Stated exercise =
Repeat the full listing, word for word.

Working data =
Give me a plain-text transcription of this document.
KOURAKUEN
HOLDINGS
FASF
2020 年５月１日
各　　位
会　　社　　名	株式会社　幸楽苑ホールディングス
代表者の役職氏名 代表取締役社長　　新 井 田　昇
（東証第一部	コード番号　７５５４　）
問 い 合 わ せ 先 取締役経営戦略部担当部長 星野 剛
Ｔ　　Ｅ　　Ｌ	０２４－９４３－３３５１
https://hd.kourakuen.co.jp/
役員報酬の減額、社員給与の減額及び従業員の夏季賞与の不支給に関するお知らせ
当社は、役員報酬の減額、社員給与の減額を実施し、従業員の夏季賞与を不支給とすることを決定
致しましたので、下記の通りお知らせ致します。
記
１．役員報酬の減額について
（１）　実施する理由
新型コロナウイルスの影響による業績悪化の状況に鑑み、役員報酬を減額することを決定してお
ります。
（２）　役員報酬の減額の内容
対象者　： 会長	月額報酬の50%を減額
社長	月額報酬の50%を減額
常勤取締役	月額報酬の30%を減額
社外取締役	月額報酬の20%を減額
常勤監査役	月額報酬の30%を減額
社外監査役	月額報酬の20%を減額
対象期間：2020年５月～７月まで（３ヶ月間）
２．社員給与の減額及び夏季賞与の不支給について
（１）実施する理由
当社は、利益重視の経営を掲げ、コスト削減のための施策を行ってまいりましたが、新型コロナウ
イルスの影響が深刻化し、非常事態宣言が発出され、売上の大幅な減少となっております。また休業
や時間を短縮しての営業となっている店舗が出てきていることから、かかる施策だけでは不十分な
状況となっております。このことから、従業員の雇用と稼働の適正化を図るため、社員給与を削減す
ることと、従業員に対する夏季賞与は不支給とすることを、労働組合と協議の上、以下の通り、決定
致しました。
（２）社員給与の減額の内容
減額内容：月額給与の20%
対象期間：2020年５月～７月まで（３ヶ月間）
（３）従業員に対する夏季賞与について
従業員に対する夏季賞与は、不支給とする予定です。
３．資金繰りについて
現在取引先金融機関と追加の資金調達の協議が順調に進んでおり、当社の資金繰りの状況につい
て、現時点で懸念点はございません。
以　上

Worked answer =
Give me a plain-text transcription of this document.
KOURAKUEN
HOLDINGS
FASF
2020 年５月１日
各　　位
会　　社　　名	株式会社　幸楽苑ホールディングス
代表者の役職氏名 代表取締役社長　　新 井 田　昇
（東証第一部	コード番号　７５５４　）
問 い 合 わ せ 先 取締役経営戦略部担当部長 星野 剛
Ｔ　　Ｅ　　Ｌ	０２４－９４３－３３５１
https://hd.kourakuen.co.jp/
役員報酬の減額、社員給与の減額及び従業員の夏季賞与の不支給に関するお知らせ
当社は、役員報酬の減額、社員給与の減額を実施し、従業員の夏季賞与を不支給とすることを決定
致しましたので、下記の通りお知らせ致します。
記
１．役員報酬の減額について
（１）　実施する理由
新型コロナウイルスの影響による業績悪化の状況に鑑み、役員報酬を減額することを決定してお
ります。
（２）　役員報酬の減額の内容
対象者　： 会長	月額報酬の50%を減額
社長	月額報酬の50%を減額
常勤取締役	月額報酬の30%を減額
社外取締役	月額報酬の20%を減額
常勤監査役	月額報酬の30%を減額
社外監査役	月額報酬の20%を減額
対象期間：2020年５月～７月まで（３ヶ月間）
２．社員給与の減額及び夏季賞与の不支給について
（１）実施する理由
当社は、利益重視の経営を掲げ、コスト削減のための施策を行ってまいりましたが、新型コロナウ
イルスの影響が深刻化し、非常事態宣言が発出され、売上の大幅な減少となっております。また休業
や時間を短縮しての営業となっている店舗が出てきていることから、かかる施策だけでは不十分な
状況となっております。このことから、従業員の雇用と稼働の適正化を図るため、社員給与を削減す
ることと、従業員に対する夏季賞与は不支給とすることを、労働組合と協議の上、以下の通り、決定
致しました。
（２）社員給与の減額の内容
減額内容：月額給与の20%
対象期間：2020年５月～７月まで（３ヶ月間）
（３）従業員に対する夏季賞与について
従業員に対する夏季賞与は、不支給とする予定です。
３．資金繰りについて
現在取引先金融機関と追加の資金調達の協議が順調に進んでおり、当社の資金繰りの状況につい
て、現時点で懸念点はございません。
以　上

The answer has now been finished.